What the exercise asks:
Count every line in the entries that contains "JSON". Report that count alone.

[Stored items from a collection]
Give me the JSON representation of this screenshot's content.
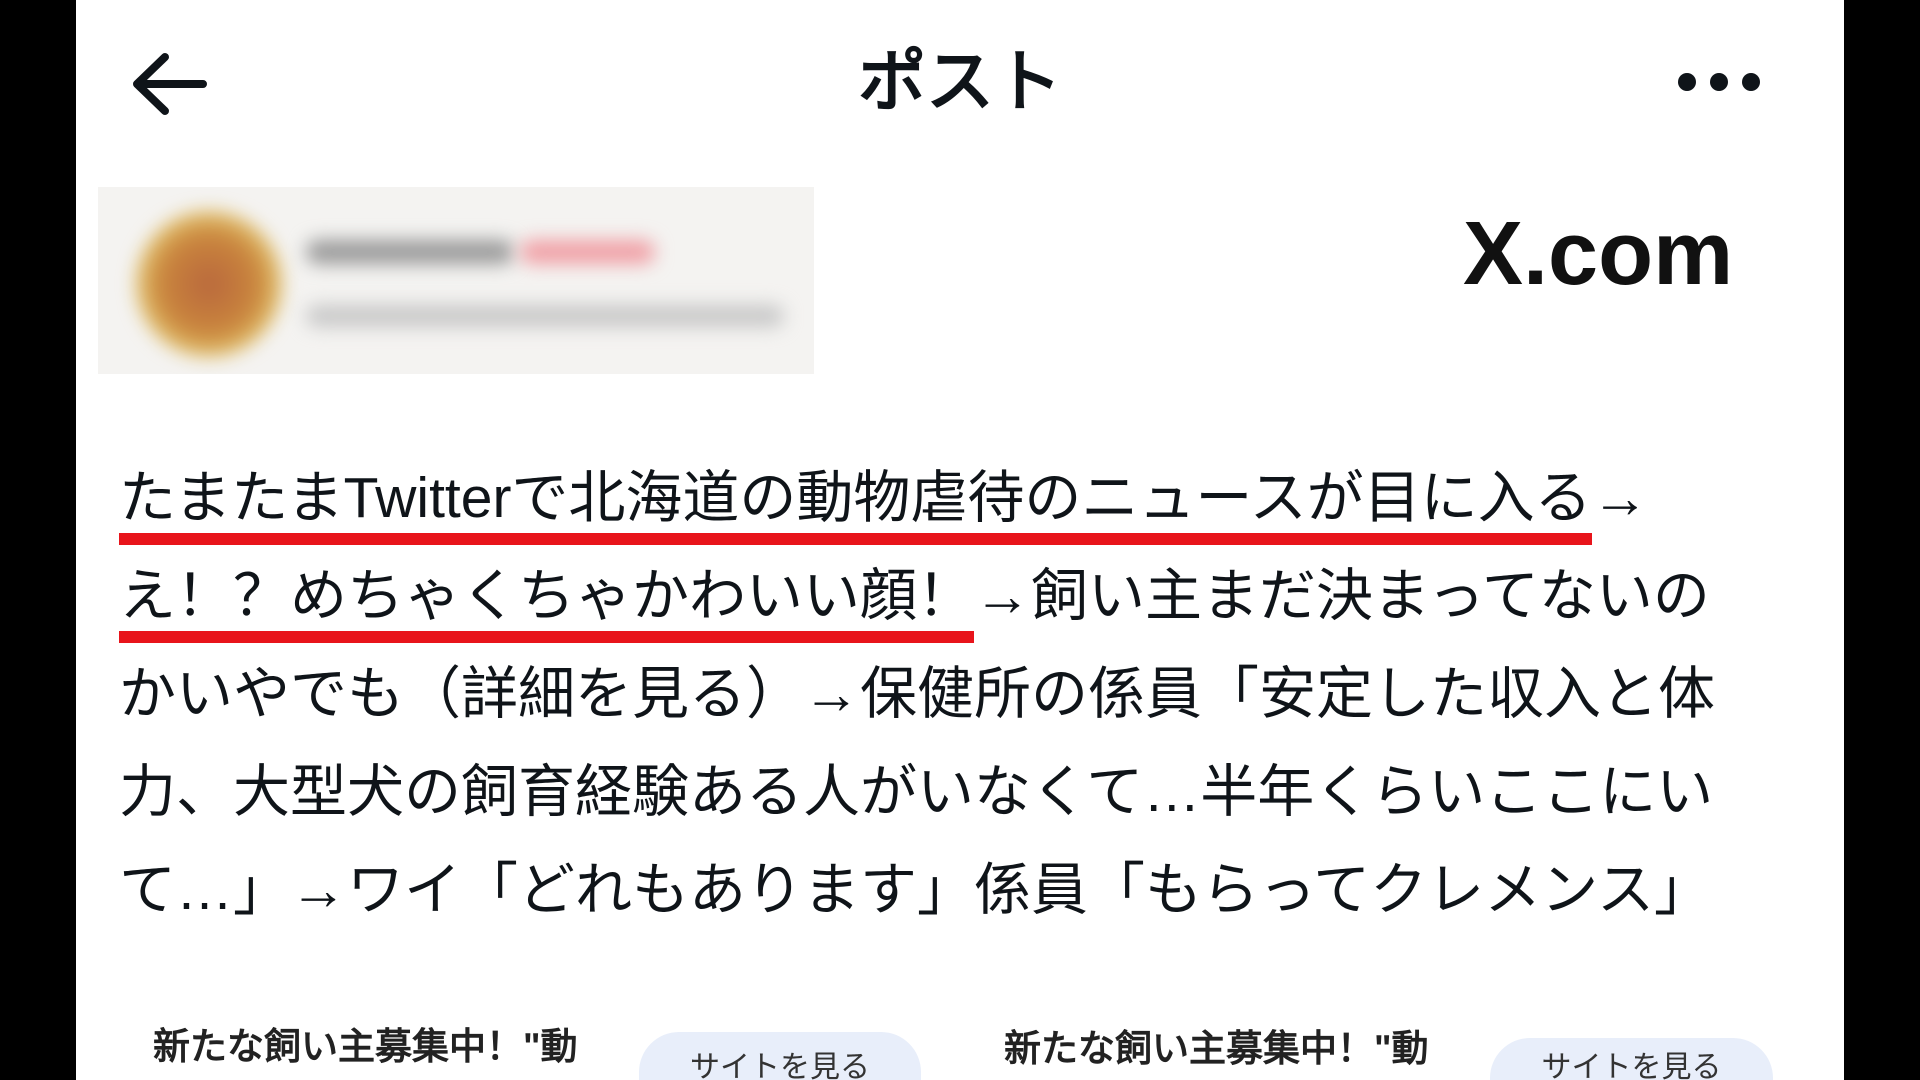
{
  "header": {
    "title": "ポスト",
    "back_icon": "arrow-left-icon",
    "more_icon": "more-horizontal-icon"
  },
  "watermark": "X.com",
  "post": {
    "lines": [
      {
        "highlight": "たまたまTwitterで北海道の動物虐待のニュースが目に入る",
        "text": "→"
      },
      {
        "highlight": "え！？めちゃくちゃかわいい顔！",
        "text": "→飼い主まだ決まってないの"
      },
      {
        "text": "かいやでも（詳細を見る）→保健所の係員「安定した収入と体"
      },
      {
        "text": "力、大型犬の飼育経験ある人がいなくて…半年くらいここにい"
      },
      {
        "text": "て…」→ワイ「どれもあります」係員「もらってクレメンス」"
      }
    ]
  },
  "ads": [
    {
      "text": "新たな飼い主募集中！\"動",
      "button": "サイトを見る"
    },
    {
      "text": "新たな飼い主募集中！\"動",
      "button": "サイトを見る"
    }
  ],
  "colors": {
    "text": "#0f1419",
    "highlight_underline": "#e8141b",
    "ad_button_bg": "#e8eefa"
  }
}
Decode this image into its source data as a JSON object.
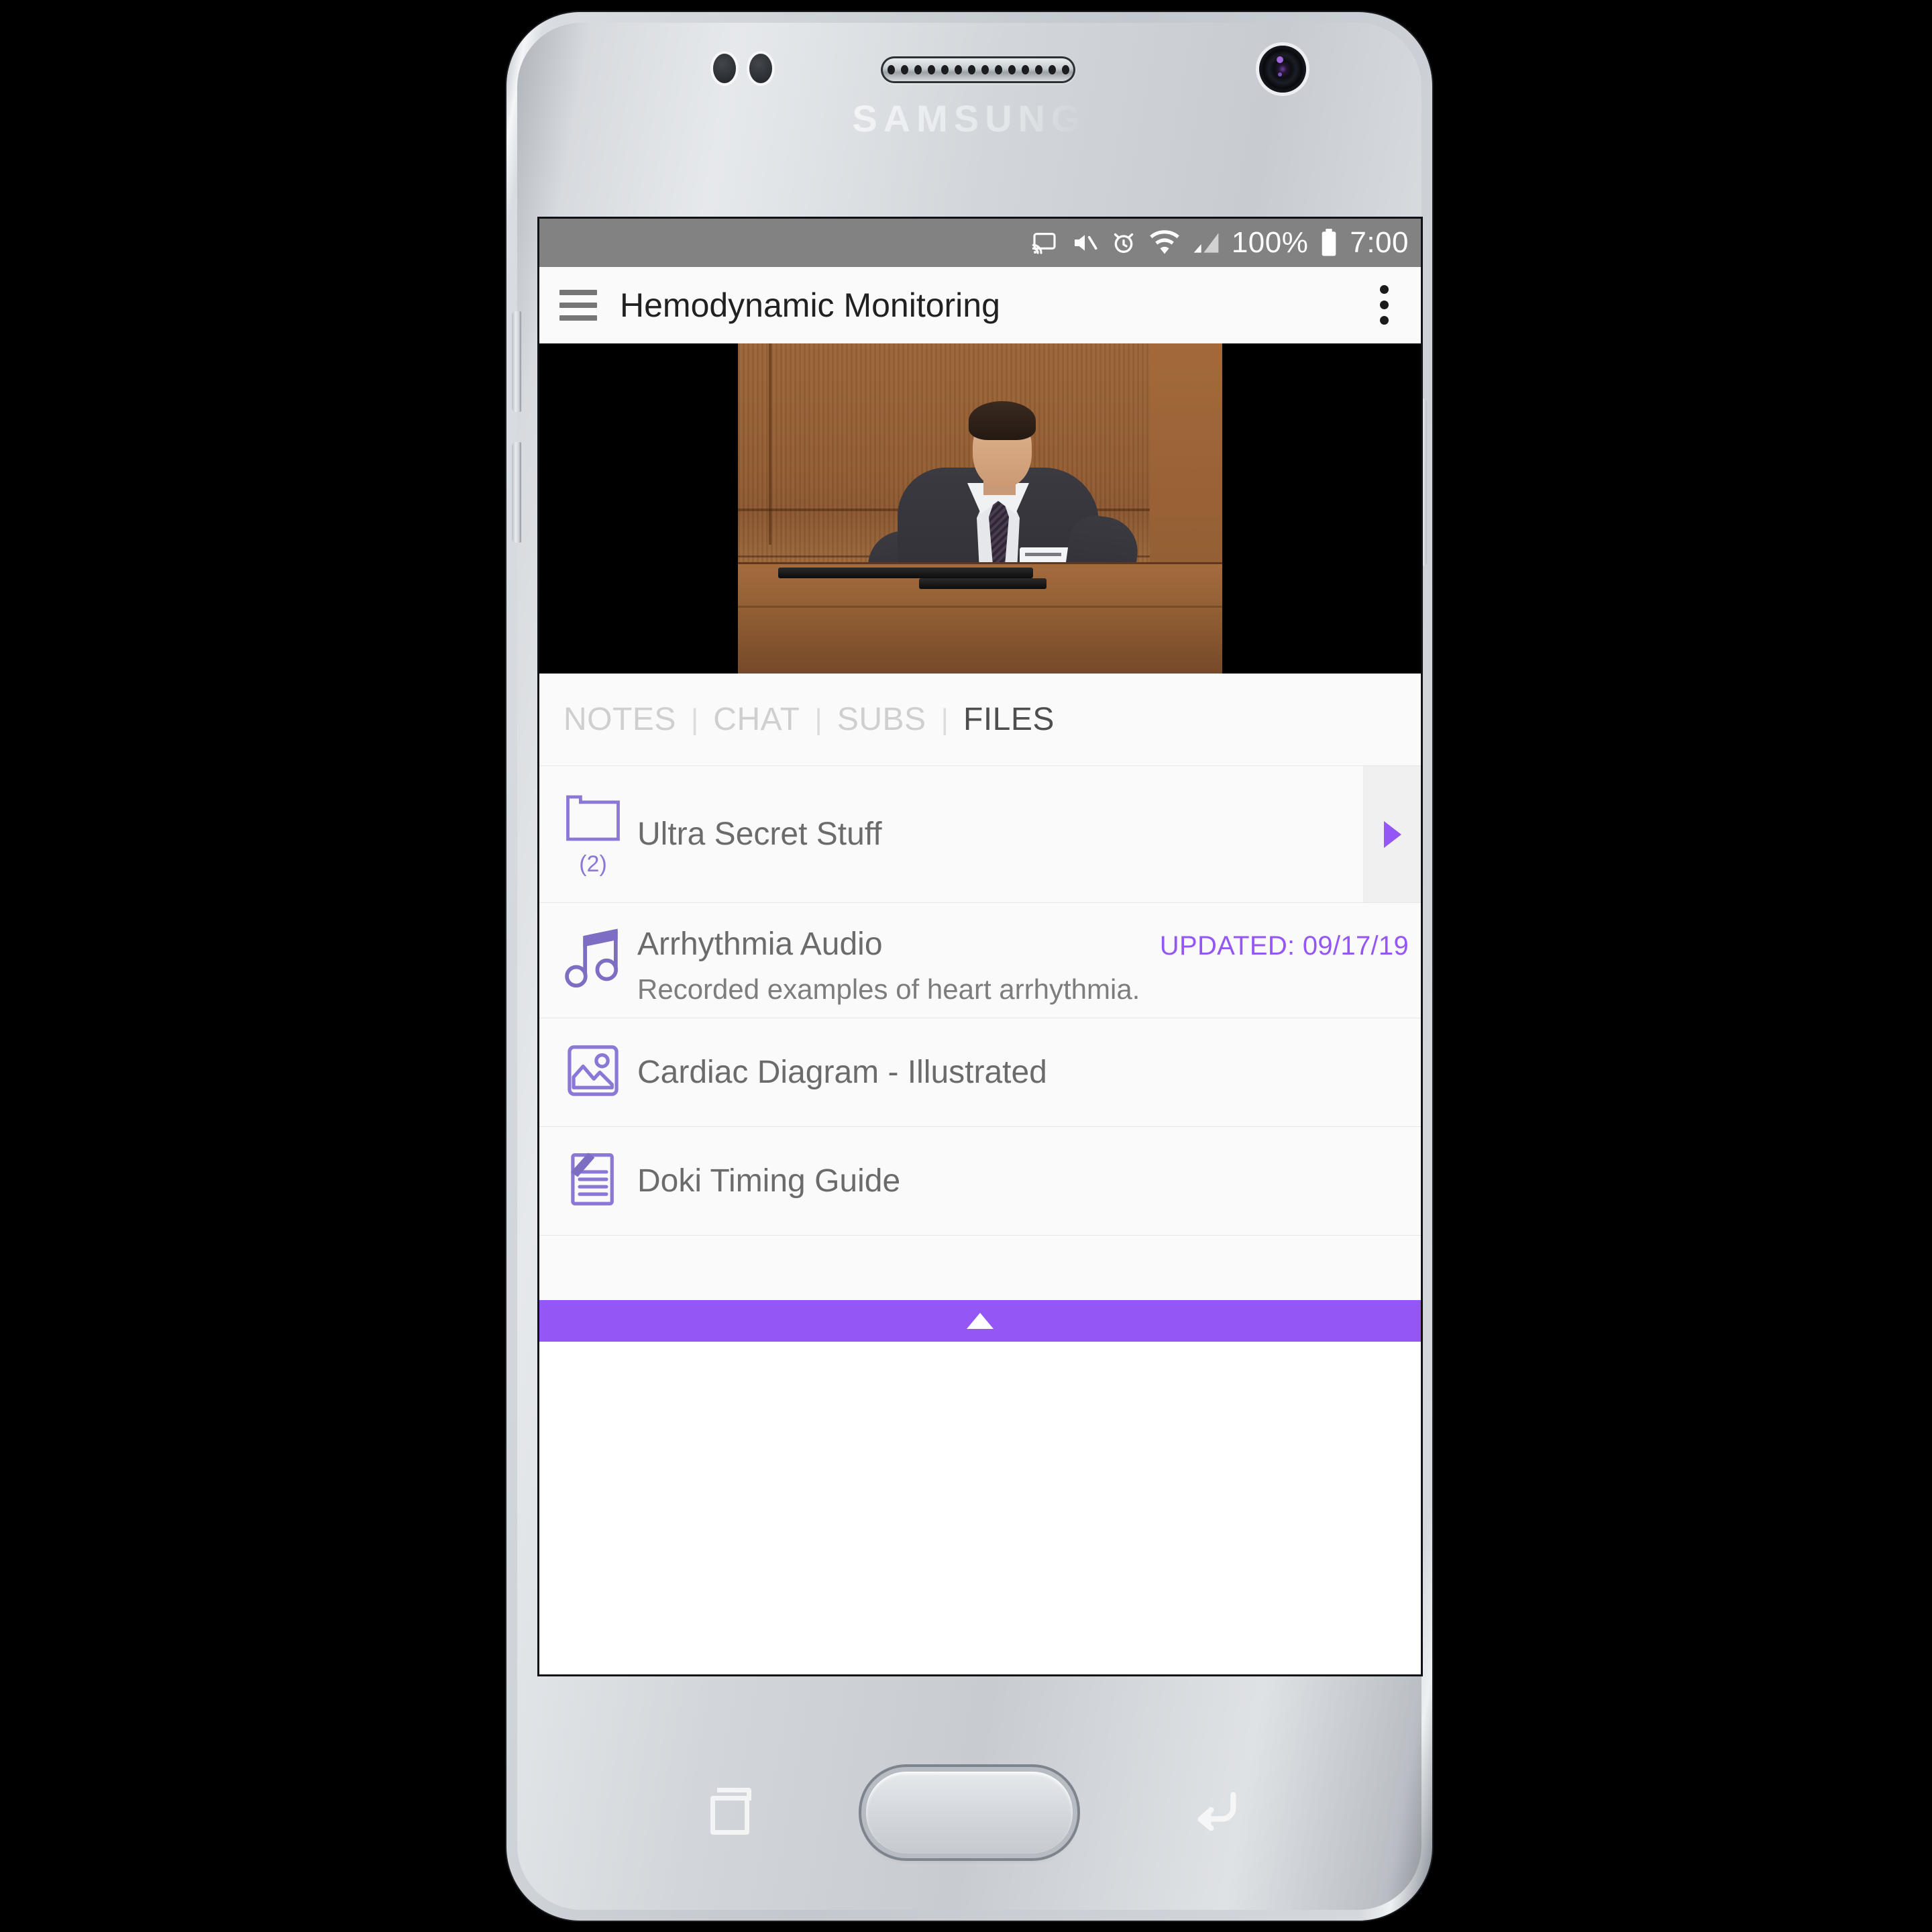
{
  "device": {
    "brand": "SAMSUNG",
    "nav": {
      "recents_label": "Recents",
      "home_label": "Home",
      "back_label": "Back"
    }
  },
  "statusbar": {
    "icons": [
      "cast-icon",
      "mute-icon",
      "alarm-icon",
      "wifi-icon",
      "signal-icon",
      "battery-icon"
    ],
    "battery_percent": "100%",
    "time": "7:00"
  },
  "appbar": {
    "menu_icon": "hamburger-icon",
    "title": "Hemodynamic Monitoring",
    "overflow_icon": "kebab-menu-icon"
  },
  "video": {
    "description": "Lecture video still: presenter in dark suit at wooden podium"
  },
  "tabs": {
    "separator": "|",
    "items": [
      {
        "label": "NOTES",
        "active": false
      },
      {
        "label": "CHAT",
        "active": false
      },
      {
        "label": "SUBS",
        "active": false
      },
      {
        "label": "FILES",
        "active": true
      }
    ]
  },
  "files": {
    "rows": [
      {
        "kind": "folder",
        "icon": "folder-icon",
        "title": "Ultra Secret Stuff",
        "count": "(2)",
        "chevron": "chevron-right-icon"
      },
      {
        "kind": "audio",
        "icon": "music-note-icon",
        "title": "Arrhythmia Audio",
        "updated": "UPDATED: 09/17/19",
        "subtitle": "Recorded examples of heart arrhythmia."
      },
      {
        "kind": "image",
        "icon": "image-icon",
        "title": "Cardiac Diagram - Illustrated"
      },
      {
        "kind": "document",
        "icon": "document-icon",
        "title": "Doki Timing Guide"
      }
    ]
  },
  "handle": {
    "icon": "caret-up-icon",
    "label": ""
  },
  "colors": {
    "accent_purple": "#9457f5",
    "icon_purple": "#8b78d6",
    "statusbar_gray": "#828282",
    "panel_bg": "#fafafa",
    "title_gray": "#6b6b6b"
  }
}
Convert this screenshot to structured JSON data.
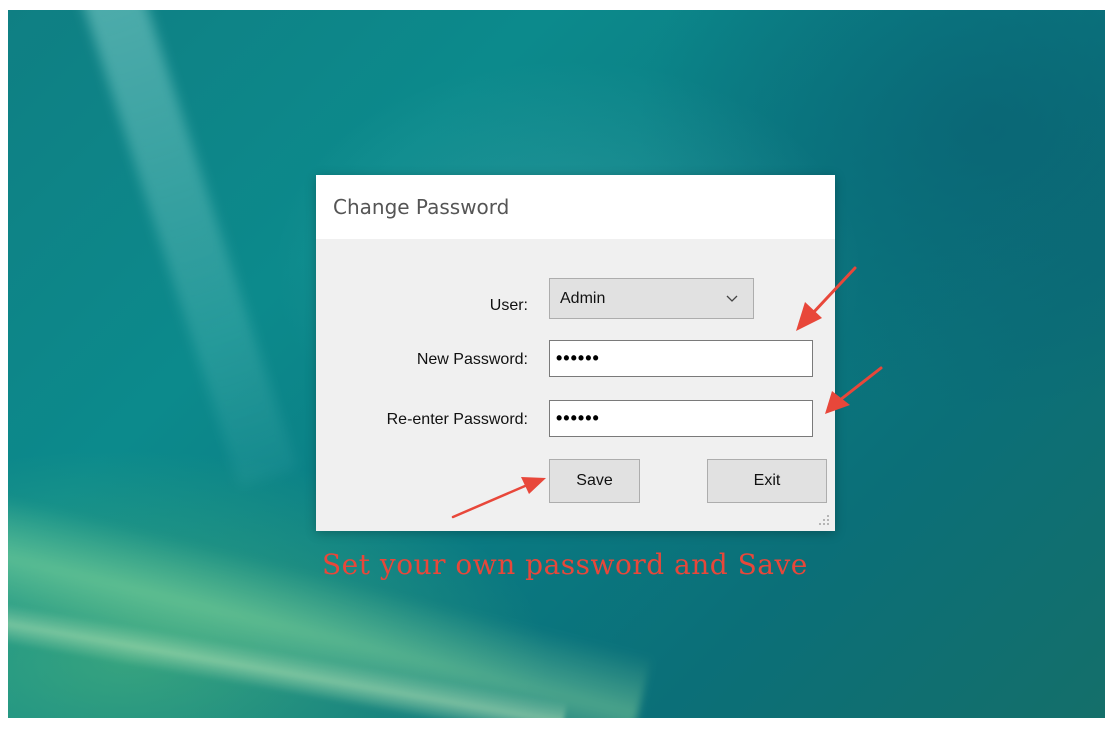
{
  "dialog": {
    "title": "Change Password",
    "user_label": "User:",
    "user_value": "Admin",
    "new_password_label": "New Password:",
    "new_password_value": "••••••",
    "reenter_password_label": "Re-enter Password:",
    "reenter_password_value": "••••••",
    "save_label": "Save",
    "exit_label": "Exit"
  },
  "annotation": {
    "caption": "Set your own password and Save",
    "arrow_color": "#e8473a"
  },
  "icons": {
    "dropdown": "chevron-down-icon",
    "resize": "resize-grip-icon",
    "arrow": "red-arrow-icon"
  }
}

Written response:
3